***** RECORDS SHOWN *****

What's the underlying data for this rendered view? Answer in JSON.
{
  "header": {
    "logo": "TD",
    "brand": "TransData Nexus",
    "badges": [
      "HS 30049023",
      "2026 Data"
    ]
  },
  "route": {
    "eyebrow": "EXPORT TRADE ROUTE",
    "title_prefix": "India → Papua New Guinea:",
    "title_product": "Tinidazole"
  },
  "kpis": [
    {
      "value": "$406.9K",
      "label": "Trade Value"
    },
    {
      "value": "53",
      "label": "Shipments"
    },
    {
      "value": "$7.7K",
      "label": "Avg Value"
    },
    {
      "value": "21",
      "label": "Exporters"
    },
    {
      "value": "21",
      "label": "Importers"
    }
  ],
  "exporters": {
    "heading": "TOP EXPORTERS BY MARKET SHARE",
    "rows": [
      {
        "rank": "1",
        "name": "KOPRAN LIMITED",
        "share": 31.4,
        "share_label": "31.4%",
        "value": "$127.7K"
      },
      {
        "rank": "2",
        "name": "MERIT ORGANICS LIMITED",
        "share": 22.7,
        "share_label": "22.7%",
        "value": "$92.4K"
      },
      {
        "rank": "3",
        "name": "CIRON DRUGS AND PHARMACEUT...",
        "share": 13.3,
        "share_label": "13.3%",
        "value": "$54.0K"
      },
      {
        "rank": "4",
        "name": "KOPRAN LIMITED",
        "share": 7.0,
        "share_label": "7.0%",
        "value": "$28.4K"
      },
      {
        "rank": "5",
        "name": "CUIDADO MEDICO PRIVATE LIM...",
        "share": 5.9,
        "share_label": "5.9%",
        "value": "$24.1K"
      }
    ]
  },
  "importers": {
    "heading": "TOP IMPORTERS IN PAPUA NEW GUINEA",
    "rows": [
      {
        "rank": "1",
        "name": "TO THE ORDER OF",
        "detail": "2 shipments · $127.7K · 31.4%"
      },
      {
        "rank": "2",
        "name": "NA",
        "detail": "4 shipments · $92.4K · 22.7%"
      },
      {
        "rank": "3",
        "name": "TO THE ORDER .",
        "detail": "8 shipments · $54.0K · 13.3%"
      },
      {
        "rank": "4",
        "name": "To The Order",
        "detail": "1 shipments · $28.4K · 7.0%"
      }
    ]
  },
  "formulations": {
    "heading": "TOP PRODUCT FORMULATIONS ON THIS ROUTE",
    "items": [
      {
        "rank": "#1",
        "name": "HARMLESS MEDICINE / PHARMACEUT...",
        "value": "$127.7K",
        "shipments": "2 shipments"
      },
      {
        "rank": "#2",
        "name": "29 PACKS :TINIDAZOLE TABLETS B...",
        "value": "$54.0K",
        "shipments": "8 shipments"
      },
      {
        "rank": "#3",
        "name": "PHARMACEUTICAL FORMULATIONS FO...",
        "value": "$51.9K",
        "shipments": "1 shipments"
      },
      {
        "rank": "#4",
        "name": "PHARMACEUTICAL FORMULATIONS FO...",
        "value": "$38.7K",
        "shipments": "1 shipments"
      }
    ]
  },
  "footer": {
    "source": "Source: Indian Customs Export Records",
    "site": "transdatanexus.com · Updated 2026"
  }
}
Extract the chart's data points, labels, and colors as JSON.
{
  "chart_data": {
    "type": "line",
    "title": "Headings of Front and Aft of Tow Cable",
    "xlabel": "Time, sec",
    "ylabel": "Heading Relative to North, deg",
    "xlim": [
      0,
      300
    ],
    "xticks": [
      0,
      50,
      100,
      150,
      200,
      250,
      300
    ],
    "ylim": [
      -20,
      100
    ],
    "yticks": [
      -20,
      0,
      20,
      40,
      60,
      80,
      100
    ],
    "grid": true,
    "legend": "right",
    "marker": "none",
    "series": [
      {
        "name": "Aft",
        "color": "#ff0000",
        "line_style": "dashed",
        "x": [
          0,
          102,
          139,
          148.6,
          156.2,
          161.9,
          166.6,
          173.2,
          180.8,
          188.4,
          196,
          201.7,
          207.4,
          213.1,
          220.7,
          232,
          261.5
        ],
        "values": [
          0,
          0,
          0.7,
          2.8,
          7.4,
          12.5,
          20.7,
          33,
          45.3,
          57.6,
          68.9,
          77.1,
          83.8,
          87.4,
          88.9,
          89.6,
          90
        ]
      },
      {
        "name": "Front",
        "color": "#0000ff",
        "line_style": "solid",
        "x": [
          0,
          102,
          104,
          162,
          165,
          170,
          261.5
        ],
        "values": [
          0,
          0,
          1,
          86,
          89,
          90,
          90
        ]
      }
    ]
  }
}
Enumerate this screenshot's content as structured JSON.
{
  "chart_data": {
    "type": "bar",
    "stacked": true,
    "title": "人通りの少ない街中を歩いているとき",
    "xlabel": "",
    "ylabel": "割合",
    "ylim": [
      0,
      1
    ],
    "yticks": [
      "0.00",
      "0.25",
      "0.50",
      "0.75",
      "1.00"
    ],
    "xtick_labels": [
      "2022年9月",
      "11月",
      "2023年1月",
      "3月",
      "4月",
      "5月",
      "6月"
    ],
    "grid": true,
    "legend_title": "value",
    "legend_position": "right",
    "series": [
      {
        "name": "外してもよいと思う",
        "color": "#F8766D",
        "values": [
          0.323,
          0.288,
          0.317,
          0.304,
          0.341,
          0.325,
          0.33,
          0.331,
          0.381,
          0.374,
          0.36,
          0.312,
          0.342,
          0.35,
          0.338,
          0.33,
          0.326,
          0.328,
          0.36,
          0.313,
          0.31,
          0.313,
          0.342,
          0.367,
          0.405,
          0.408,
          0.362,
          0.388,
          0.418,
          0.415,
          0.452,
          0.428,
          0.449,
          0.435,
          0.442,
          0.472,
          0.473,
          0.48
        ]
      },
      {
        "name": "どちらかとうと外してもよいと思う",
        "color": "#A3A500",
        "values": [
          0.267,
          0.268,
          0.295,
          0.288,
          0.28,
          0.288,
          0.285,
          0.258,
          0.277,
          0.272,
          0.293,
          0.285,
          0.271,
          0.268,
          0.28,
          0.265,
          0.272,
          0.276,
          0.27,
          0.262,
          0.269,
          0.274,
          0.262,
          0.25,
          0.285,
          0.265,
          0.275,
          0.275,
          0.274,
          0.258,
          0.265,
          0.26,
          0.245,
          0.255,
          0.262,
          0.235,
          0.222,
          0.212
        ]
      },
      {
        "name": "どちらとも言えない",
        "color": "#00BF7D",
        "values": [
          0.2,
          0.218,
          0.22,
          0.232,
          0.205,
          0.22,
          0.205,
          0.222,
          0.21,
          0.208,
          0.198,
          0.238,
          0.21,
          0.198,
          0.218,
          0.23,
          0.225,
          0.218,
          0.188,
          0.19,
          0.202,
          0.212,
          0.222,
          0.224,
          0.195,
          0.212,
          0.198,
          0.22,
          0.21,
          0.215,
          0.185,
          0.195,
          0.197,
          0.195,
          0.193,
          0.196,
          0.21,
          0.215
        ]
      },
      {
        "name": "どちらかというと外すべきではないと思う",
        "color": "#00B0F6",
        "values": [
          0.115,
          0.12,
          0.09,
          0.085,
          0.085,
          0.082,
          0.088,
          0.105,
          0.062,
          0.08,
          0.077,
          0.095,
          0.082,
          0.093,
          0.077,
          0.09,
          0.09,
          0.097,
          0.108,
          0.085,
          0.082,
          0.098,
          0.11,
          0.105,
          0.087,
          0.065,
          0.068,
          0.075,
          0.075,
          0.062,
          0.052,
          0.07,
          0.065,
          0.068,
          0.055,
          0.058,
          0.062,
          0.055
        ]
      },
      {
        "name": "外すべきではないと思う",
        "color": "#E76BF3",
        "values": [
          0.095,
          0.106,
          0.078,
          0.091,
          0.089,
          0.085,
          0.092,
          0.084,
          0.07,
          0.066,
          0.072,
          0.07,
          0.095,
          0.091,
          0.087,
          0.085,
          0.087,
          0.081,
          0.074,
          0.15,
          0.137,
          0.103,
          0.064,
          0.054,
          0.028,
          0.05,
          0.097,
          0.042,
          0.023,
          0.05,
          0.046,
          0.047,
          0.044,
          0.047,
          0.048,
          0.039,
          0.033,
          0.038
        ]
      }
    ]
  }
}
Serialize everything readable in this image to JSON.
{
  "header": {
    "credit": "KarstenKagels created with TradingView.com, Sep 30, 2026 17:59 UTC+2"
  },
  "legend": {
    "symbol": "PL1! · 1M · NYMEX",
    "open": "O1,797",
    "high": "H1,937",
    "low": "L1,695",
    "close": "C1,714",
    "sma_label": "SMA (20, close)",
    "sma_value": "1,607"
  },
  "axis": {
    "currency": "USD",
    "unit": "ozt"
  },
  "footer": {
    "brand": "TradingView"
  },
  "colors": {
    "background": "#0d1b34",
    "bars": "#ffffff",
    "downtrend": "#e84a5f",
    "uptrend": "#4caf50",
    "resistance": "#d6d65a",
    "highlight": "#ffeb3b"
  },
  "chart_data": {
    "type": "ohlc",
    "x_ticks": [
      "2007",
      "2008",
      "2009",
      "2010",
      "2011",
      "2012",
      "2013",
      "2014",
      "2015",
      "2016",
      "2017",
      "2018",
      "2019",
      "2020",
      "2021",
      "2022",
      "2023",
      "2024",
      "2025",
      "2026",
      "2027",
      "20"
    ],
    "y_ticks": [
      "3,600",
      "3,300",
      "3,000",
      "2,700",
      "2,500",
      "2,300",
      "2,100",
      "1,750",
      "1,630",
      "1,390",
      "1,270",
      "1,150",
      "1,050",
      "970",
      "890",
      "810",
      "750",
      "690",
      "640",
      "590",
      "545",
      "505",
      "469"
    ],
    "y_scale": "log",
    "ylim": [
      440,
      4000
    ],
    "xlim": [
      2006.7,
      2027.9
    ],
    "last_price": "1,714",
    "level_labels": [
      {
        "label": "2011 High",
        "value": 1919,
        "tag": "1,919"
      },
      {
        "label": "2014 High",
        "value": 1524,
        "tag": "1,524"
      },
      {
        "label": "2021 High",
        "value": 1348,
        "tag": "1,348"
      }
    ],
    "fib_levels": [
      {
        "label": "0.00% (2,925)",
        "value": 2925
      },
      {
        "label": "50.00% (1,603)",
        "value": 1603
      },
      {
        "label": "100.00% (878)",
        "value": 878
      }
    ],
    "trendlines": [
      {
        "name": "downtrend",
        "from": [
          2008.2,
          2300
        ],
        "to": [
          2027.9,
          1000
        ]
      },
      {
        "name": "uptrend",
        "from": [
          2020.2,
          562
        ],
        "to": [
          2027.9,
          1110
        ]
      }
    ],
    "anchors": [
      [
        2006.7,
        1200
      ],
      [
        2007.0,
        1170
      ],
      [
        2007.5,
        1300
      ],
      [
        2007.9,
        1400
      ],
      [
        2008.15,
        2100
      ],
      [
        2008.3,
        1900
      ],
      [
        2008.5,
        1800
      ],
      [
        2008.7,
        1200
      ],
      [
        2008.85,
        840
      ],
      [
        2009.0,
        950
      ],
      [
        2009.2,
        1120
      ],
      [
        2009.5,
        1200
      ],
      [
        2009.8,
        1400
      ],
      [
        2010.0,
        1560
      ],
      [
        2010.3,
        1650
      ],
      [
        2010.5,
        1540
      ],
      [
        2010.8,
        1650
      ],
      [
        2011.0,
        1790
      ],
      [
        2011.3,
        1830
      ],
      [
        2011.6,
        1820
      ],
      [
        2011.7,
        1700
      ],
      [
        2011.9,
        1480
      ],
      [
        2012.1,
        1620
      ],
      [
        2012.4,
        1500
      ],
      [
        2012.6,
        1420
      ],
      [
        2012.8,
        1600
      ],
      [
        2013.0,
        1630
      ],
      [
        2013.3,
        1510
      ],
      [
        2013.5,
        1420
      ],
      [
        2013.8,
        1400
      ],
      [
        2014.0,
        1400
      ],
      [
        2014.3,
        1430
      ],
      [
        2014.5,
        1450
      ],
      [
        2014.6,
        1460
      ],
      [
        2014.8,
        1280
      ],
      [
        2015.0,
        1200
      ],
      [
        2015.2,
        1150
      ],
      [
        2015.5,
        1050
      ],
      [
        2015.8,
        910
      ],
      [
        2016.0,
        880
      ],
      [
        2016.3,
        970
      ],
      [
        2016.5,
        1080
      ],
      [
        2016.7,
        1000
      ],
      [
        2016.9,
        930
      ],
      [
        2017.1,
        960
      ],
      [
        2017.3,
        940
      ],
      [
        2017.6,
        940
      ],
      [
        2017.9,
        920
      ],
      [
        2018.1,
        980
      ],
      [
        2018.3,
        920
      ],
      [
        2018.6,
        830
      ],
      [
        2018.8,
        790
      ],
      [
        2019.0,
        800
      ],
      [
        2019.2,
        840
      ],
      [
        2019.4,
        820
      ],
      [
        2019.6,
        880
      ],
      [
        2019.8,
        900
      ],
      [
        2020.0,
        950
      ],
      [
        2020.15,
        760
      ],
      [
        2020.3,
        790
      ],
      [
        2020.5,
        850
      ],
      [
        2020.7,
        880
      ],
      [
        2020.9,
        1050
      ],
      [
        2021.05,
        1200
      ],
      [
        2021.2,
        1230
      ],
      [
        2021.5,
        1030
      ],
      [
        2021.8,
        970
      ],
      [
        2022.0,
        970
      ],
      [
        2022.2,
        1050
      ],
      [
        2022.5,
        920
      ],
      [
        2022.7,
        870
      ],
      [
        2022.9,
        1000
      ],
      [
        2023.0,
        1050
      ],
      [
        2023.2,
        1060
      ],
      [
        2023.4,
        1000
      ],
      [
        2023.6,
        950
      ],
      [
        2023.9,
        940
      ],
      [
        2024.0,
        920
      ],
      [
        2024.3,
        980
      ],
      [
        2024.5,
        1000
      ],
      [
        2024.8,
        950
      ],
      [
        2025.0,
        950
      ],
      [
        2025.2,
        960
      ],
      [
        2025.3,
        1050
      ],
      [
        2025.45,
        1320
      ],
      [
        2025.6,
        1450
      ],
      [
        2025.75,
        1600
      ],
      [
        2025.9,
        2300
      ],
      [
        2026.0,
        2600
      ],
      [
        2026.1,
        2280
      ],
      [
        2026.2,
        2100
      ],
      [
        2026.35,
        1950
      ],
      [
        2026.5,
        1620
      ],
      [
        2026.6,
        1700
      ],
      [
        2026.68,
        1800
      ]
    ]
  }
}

*****

## [WHAT IS EXPECTED]
In the records above, locate the lines holding the word "brand". Copy each of them.

## [RESULT FOR THIS EXERCISE]
    "brand": "TransData Nexus",
    "brand": "TradingView"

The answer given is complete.